Directive: Where a line contains the word "Year", copy that line in full.

BEGIN Data provided

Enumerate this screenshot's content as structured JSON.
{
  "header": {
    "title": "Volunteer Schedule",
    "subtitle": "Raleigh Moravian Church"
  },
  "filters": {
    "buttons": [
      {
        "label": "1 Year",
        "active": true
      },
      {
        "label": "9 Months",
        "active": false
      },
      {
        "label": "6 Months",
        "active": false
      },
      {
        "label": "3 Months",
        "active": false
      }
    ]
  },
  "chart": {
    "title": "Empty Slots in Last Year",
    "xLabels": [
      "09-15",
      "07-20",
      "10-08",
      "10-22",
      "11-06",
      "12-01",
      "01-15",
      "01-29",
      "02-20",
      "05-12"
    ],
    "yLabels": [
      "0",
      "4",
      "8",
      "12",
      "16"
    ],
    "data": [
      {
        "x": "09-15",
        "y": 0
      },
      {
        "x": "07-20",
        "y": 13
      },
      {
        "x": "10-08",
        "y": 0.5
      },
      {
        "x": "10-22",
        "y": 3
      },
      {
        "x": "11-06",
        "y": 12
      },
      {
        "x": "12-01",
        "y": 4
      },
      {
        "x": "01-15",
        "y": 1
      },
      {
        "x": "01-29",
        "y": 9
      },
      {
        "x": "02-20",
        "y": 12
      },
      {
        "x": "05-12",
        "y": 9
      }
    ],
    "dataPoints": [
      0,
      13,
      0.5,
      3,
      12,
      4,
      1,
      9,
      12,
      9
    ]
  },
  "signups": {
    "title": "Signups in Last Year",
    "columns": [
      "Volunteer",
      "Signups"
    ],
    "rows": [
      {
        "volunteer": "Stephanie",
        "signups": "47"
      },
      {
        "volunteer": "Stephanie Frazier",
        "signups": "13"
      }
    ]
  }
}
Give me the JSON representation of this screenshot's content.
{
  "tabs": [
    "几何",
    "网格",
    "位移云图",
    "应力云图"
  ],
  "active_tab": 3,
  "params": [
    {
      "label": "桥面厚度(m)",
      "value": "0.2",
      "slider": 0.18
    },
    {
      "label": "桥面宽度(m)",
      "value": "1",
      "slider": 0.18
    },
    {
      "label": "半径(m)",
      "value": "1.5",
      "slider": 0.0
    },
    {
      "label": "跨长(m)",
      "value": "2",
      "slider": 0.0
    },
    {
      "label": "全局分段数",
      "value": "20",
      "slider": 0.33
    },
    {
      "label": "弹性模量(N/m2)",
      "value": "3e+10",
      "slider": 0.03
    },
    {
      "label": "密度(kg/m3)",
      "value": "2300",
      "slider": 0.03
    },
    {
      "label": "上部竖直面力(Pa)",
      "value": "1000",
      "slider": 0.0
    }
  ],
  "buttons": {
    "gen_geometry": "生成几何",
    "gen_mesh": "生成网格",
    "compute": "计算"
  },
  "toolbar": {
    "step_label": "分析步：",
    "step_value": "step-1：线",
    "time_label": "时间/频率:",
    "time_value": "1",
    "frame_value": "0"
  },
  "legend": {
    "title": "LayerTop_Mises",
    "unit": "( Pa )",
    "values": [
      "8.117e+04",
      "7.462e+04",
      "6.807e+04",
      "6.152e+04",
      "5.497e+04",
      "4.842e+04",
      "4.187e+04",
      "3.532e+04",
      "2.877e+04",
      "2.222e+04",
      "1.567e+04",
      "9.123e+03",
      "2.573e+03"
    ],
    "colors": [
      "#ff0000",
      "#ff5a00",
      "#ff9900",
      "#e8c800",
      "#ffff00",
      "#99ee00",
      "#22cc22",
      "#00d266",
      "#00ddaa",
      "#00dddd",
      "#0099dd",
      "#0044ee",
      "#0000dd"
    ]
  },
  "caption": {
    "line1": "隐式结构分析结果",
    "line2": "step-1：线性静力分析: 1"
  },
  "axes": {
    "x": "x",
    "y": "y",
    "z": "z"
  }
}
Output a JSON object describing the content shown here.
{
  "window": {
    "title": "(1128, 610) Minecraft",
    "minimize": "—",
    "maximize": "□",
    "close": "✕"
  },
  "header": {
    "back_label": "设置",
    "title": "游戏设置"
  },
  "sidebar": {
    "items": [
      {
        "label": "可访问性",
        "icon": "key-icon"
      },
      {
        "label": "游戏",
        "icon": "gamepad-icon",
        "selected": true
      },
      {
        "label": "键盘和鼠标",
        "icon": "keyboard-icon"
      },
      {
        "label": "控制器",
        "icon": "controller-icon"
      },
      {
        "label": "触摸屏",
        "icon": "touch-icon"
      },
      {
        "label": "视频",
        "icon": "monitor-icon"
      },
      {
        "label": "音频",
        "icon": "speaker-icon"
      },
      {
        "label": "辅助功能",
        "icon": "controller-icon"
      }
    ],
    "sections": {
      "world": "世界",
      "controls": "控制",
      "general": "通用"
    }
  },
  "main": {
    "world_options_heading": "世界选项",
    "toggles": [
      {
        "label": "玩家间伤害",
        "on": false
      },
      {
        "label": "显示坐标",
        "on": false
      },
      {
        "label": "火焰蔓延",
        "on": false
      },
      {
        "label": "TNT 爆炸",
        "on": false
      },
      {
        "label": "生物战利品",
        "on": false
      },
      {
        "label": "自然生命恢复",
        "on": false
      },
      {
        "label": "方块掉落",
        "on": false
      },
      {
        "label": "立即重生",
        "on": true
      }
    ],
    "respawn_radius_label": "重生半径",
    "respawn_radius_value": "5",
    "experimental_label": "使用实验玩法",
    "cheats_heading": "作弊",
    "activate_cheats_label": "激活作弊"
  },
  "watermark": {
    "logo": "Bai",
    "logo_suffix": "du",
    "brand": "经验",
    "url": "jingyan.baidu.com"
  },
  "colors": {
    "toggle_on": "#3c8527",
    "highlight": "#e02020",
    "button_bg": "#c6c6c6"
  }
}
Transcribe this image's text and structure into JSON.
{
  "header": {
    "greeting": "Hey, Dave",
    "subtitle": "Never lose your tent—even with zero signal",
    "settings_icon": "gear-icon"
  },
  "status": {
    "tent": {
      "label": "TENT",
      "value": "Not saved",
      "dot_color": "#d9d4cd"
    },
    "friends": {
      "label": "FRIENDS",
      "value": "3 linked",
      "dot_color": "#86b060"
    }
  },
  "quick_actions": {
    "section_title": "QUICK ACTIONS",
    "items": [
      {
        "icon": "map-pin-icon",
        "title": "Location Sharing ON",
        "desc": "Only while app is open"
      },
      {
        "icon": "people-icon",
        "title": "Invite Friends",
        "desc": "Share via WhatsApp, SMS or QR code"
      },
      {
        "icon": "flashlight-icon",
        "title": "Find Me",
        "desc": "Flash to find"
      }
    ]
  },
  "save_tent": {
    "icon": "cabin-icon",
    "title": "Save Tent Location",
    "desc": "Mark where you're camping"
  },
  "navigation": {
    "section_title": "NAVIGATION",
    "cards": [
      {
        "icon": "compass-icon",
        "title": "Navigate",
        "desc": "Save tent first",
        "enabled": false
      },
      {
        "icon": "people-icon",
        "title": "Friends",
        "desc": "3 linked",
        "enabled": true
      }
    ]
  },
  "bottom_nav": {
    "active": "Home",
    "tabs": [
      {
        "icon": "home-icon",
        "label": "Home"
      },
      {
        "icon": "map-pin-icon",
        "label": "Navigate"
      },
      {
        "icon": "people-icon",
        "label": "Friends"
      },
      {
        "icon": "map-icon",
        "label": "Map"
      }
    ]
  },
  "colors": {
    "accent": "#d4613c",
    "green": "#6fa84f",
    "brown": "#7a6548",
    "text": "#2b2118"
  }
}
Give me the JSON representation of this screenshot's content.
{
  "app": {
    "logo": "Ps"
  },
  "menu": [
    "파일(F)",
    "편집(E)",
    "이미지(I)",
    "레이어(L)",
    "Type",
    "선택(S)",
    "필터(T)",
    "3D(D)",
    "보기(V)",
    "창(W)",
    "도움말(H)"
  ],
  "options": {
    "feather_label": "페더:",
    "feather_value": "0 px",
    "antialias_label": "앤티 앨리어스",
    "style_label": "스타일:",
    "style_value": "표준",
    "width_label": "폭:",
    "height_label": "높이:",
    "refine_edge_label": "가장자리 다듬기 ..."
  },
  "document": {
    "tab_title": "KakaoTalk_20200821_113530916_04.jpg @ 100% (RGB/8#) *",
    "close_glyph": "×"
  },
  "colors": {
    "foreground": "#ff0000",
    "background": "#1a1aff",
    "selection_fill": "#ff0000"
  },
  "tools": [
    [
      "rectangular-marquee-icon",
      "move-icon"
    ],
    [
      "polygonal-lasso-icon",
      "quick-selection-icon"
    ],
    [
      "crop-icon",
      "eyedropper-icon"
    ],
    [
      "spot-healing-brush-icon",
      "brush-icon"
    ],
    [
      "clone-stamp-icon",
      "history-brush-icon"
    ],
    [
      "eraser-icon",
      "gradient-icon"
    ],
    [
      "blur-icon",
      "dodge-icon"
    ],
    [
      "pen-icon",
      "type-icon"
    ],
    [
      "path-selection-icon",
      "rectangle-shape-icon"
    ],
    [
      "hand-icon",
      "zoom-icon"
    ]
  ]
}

END Data provided

Correct response:
        "label": "1 Year",
    "title": "Empty Slots in Last Year",
    "title": "Signups in Last Year",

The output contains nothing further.